EXERCISE PROMPT.
From the line containing "Extract the chart's" to the end of the listing, write out every line exactly; leave out everything else.

SUPPLIED MATERIAL.

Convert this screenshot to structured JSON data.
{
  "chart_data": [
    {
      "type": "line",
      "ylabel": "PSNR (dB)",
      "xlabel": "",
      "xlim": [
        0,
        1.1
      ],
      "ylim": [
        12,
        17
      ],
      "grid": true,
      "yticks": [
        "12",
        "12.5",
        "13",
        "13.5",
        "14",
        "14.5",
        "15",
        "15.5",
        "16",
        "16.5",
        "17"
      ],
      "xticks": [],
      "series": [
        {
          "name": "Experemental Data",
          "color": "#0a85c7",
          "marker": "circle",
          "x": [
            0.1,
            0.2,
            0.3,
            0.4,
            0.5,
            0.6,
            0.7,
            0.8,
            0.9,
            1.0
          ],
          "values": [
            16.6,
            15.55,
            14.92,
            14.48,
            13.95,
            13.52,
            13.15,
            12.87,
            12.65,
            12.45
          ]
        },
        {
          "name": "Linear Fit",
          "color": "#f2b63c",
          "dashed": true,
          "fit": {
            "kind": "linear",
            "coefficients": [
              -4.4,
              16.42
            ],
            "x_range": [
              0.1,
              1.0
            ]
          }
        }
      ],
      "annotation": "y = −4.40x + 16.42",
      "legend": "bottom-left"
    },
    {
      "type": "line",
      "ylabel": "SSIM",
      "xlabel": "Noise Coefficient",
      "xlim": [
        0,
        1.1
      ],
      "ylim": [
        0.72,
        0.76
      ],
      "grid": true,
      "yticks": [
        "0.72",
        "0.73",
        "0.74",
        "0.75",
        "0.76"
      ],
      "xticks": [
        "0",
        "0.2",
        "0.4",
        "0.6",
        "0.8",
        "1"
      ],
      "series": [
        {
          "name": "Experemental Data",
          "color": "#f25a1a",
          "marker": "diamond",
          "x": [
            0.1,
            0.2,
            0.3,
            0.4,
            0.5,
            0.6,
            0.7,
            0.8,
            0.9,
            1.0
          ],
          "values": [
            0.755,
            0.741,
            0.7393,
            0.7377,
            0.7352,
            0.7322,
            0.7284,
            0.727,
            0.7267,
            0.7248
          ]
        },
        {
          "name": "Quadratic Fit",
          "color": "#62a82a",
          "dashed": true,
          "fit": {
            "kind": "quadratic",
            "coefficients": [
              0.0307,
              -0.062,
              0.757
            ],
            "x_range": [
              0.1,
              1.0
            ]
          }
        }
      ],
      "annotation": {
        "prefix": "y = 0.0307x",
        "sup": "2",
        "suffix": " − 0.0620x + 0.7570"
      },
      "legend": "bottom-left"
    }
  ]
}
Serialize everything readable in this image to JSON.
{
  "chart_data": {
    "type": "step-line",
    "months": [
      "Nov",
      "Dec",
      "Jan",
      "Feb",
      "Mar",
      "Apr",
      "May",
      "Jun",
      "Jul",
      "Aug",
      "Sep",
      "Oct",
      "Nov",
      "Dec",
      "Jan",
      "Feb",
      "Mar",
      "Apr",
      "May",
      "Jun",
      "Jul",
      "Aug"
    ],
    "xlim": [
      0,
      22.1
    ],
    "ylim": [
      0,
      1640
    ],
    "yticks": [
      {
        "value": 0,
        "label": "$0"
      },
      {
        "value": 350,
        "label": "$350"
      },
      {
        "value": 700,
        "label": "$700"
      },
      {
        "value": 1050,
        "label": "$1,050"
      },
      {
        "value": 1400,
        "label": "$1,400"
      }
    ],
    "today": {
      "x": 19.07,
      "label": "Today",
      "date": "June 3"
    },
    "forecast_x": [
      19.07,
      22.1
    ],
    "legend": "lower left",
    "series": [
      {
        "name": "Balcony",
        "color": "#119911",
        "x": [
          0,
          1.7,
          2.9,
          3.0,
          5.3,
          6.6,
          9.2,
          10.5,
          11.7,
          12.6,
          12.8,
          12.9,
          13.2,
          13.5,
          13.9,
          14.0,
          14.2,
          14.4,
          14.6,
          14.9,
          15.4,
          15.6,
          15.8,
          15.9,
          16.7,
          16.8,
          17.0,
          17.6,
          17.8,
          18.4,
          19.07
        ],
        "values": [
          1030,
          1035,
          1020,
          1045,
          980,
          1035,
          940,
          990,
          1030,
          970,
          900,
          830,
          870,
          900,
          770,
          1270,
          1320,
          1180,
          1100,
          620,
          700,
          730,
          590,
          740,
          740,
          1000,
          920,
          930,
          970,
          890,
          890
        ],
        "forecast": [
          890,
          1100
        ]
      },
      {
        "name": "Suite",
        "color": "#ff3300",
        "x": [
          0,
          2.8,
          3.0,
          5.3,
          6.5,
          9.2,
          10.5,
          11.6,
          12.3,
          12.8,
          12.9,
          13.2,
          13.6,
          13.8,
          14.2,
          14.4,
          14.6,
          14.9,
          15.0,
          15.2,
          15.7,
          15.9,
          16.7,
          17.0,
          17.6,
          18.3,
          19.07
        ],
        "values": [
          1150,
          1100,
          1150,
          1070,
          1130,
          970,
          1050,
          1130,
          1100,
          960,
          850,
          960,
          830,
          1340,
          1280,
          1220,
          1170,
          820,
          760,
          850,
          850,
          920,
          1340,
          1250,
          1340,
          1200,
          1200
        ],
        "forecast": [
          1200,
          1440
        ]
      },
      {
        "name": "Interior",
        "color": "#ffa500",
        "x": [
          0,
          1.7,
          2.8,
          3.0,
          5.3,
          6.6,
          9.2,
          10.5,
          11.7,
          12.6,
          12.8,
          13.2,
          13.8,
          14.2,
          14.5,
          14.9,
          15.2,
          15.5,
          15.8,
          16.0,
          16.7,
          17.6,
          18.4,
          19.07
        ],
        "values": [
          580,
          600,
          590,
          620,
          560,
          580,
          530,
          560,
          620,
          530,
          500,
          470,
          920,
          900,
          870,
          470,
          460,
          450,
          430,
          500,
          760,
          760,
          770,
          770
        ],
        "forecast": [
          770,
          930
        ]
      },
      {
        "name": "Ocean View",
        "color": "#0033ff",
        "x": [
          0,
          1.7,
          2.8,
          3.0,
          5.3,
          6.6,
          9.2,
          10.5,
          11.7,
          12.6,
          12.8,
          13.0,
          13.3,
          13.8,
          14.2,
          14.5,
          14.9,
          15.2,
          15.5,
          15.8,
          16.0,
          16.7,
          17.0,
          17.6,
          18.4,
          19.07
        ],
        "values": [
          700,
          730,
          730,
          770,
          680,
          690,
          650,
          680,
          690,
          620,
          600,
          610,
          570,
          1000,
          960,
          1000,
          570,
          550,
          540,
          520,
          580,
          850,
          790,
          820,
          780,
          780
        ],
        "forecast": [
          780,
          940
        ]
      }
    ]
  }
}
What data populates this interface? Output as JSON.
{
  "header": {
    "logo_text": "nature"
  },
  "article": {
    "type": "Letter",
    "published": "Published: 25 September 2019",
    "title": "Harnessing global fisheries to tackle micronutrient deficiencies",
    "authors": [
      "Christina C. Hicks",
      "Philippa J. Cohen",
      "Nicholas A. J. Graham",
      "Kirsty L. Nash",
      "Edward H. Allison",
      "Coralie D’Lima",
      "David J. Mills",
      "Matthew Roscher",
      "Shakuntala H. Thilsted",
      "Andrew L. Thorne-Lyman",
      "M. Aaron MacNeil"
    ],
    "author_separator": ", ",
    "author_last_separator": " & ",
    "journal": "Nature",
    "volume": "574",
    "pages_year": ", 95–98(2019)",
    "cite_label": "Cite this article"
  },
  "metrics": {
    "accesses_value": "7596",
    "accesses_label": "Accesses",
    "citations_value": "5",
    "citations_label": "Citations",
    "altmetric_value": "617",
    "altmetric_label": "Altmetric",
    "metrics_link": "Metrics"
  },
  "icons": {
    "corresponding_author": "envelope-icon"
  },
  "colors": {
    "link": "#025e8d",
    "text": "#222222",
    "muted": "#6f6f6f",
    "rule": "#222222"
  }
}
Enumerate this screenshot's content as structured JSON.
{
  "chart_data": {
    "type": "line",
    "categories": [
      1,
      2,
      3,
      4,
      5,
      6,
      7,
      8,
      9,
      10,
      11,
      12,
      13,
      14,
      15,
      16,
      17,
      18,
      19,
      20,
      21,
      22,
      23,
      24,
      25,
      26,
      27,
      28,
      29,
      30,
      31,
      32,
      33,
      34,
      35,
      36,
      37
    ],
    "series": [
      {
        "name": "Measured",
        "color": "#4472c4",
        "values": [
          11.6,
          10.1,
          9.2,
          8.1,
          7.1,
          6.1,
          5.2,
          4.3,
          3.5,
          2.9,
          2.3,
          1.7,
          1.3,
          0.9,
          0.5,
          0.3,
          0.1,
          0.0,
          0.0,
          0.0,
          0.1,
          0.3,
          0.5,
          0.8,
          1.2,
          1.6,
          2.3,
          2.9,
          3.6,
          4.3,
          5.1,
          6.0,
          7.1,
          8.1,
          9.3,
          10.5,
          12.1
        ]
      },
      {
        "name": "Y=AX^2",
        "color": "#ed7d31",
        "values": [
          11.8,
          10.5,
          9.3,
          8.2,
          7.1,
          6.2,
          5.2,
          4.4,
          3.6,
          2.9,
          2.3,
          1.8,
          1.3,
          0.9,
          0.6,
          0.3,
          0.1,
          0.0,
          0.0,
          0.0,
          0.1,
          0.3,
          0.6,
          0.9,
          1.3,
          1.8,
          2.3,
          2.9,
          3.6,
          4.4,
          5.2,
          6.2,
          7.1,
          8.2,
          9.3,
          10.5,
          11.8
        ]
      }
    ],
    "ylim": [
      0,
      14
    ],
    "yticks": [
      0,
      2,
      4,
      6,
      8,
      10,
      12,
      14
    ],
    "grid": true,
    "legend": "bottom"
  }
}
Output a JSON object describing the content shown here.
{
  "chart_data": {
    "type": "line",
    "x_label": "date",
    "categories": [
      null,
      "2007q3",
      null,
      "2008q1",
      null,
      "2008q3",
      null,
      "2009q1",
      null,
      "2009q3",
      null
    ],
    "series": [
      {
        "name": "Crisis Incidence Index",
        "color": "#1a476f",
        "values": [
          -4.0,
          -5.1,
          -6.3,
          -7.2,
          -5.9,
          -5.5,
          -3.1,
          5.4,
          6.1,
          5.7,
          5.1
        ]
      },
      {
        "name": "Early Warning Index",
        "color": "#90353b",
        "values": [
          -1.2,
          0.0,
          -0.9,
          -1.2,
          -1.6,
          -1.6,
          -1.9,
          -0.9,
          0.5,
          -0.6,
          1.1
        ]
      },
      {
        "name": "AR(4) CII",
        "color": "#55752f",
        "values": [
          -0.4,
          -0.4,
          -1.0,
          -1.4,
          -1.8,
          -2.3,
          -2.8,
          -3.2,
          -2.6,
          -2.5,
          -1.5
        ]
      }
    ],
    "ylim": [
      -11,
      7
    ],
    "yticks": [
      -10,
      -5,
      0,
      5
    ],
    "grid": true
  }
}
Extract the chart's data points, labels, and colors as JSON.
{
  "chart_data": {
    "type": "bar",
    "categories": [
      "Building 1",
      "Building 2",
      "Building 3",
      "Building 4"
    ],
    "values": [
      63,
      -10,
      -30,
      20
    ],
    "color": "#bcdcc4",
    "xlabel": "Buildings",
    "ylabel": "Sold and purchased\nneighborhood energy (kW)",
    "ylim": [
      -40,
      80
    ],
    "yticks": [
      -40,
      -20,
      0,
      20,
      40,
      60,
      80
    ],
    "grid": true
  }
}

ANSWER IN FULL.
Extract the chart's data points, labels, and colors as JSON.
{
  "chart_data": {
    "type": "bar",
    "categories": [
      "Building 1",
      "Building 2",
      "Building 3",
      "Building 4"
    ],
    "values": [
      63,
      -10,
      -30,
      20
    ],
    "color": "#bcdcc4",
    "xlabel": "Buildings",
    "ylabel": "Sold and purchased\nneighborhood energy (kW)",
    "ylim": [
      -40,
      80
    ],
    "yticks": [
      -40,
      -20,
      0,
      20,
      40,
      60,
      80
    ],
    "grid": true
  }
}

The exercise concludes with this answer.